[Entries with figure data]
>>>>>
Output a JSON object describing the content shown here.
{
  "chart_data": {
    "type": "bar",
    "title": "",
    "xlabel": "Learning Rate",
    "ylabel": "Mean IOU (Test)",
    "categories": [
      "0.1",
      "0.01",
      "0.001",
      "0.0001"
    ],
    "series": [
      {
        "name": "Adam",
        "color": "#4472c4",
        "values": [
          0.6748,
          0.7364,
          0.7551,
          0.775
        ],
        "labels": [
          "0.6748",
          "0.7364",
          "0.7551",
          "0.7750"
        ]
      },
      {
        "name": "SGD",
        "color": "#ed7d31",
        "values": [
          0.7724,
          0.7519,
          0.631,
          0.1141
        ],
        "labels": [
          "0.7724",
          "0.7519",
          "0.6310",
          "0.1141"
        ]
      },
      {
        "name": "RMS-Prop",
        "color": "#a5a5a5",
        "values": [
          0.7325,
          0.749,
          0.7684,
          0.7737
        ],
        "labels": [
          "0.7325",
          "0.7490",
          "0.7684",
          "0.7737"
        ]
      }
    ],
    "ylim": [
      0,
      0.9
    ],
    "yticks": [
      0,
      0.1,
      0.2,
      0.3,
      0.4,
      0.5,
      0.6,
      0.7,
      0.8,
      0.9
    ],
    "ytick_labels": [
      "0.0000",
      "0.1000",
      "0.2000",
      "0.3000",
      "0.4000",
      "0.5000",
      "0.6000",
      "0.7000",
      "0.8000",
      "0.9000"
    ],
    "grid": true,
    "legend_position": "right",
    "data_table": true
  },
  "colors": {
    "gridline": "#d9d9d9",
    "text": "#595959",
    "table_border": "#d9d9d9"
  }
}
<<<<<
>>>>>
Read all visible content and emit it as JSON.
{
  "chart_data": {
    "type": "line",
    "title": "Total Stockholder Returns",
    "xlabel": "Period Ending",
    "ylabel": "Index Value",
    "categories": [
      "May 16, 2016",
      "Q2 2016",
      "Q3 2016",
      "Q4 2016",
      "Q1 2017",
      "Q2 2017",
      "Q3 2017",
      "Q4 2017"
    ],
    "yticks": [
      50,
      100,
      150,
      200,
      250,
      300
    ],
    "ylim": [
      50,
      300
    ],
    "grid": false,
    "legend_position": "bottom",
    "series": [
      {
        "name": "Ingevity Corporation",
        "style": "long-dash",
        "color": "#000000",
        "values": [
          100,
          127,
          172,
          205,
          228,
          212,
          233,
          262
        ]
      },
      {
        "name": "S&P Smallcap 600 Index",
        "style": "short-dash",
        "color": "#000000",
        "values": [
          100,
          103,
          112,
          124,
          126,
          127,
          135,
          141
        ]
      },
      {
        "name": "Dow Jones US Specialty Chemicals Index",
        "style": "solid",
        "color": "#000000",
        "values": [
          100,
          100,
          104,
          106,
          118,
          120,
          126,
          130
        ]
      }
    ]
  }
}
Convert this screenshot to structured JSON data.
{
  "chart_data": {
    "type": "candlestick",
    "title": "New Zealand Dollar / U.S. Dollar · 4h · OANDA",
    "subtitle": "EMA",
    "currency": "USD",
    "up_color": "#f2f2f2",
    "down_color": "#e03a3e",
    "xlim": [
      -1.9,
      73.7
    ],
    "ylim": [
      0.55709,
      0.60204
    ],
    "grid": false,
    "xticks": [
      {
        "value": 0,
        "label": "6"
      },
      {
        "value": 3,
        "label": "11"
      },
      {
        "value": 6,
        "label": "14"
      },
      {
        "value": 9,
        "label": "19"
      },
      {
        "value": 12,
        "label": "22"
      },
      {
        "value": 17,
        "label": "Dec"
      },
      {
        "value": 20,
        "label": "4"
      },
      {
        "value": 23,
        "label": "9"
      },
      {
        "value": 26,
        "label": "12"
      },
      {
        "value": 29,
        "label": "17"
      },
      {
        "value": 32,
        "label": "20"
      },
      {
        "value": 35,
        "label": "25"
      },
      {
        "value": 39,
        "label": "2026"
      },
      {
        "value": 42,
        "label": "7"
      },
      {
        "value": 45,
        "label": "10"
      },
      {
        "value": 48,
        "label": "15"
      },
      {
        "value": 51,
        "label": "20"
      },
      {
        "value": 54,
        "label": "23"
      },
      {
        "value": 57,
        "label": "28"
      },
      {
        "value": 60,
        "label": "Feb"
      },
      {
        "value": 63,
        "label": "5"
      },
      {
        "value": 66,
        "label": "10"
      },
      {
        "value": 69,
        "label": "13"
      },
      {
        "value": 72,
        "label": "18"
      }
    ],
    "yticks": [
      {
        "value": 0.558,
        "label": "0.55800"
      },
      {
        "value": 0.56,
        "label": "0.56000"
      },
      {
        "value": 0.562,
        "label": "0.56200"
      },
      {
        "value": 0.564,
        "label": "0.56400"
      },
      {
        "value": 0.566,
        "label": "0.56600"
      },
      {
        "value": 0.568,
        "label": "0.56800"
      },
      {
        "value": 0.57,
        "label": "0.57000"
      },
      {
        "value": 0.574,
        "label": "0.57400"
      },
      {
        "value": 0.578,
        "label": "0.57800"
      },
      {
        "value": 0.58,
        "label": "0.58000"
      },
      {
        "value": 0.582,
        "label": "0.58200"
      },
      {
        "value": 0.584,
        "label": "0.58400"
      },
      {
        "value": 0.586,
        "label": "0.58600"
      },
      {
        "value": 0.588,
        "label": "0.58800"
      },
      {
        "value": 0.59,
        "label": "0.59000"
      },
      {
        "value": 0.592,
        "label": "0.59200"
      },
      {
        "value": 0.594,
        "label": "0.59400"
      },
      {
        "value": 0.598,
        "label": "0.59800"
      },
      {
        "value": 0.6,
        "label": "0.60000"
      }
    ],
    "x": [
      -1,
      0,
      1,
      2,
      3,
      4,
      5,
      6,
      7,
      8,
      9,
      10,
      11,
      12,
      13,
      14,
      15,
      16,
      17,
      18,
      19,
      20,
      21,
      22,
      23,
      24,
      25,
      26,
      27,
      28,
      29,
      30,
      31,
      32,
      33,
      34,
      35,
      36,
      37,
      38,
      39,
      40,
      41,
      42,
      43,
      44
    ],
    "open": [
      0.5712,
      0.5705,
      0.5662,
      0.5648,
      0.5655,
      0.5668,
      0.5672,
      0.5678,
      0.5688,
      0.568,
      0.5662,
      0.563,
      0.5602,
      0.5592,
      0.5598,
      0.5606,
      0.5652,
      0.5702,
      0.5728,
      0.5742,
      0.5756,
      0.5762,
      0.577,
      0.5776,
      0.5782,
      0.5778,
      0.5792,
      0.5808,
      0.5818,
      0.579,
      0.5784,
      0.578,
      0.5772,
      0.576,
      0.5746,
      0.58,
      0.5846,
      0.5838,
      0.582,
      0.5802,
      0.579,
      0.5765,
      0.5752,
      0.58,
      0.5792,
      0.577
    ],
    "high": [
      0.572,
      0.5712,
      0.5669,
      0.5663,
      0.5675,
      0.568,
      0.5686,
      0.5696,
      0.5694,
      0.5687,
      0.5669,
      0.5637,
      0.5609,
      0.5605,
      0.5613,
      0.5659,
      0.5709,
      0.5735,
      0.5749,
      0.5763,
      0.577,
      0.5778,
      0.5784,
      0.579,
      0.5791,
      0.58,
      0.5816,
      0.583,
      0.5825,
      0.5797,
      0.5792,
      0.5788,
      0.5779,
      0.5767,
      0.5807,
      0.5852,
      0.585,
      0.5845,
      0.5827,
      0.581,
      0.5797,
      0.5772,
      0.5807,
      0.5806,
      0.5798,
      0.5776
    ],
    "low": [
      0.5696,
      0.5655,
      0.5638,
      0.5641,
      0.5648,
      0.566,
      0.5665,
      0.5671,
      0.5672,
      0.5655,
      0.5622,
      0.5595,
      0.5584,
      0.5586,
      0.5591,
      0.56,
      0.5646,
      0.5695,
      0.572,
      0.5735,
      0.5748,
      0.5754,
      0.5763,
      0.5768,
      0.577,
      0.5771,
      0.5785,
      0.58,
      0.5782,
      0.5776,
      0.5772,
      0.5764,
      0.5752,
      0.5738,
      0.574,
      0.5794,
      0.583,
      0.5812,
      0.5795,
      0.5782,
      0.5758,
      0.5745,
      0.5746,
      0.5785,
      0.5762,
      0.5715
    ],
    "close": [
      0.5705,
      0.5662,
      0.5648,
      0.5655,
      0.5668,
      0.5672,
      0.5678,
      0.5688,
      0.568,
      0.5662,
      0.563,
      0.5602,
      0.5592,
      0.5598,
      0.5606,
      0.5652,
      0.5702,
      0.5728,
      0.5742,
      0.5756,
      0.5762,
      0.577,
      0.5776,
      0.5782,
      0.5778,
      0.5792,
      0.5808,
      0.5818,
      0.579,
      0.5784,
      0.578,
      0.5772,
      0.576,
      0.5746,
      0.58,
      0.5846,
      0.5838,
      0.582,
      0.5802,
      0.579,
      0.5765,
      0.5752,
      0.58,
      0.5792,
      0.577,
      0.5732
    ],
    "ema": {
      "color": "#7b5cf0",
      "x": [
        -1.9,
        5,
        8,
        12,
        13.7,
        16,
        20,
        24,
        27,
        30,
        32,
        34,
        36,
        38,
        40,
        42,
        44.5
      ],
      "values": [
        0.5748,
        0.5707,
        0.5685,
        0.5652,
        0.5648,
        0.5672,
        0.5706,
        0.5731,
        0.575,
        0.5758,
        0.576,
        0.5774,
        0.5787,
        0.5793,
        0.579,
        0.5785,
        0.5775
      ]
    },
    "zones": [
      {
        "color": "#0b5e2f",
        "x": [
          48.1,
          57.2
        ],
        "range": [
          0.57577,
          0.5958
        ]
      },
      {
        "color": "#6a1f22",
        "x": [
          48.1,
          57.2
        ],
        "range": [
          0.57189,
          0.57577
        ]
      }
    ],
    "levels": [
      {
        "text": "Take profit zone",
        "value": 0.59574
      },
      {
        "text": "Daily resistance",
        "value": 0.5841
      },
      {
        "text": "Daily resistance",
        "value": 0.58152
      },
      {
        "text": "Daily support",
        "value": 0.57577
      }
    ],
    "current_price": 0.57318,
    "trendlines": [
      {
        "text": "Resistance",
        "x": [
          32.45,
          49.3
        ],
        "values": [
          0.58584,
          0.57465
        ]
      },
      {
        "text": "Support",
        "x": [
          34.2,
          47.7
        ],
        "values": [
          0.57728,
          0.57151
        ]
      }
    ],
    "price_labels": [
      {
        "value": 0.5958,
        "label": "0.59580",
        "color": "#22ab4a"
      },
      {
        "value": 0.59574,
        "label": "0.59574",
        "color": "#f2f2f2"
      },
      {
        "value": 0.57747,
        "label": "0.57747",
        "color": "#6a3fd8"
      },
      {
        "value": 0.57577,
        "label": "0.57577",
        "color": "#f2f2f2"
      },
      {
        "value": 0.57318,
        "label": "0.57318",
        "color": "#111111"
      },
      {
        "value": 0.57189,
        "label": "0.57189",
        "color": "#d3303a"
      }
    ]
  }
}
<<<<<
>>>>>
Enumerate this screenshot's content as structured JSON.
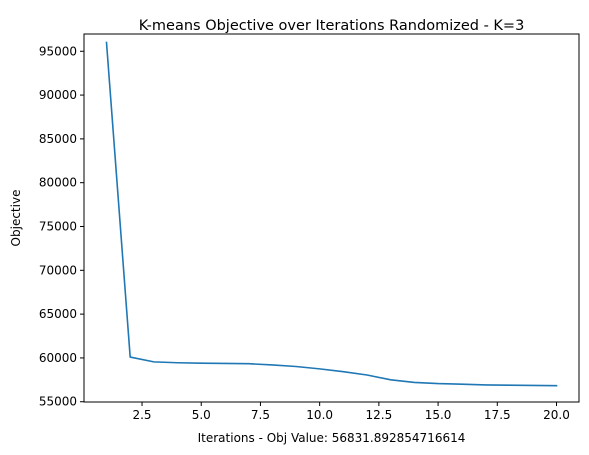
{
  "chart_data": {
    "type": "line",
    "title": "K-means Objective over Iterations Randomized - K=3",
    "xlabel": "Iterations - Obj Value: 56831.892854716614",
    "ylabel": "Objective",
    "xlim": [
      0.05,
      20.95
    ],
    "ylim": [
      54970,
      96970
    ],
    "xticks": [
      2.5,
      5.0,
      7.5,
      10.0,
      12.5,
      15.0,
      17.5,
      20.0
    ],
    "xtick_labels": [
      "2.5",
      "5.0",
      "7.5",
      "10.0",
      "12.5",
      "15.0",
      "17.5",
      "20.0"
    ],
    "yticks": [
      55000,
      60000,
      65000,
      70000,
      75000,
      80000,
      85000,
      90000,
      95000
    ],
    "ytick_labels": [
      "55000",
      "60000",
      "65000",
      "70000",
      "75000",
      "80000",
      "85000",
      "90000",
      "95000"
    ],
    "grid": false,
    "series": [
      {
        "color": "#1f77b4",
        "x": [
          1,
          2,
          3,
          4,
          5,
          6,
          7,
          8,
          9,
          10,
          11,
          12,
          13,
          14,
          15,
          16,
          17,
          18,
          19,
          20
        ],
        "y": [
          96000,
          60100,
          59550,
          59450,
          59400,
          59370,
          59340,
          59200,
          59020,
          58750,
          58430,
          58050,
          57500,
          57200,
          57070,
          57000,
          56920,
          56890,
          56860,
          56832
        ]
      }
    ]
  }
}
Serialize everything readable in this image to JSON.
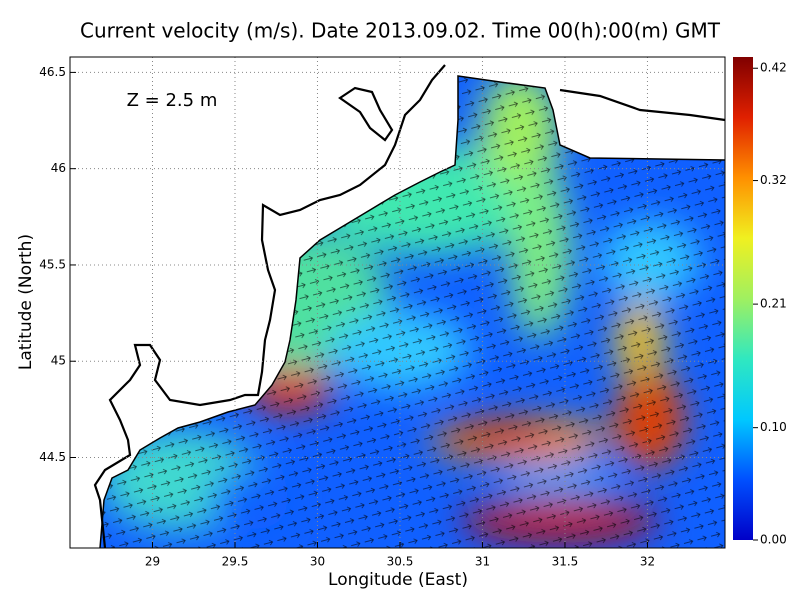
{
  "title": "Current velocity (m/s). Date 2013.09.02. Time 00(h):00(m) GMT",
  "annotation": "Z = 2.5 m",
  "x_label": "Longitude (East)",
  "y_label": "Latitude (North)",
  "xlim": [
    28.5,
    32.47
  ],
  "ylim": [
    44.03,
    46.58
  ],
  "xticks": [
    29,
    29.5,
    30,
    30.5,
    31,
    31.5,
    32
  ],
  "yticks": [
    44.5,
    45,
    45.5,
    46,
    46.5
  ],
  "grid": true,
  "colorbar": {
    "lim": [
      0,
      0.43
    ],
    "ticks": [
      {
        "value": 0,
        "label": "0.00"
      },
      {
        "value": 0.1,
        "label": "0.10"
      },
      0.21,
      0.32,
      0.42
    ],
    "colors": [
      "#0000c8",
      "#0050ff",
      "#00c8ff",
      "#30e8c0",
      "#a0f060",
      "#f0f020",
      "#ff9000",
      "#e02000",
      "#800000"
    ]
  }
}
<<<<<
Task goal => Gather each line that holds "structured".

Solution to this exercise =>
Convert this screenshot to structured JSON data.
Enumerate this screenshot's content as structured JSON.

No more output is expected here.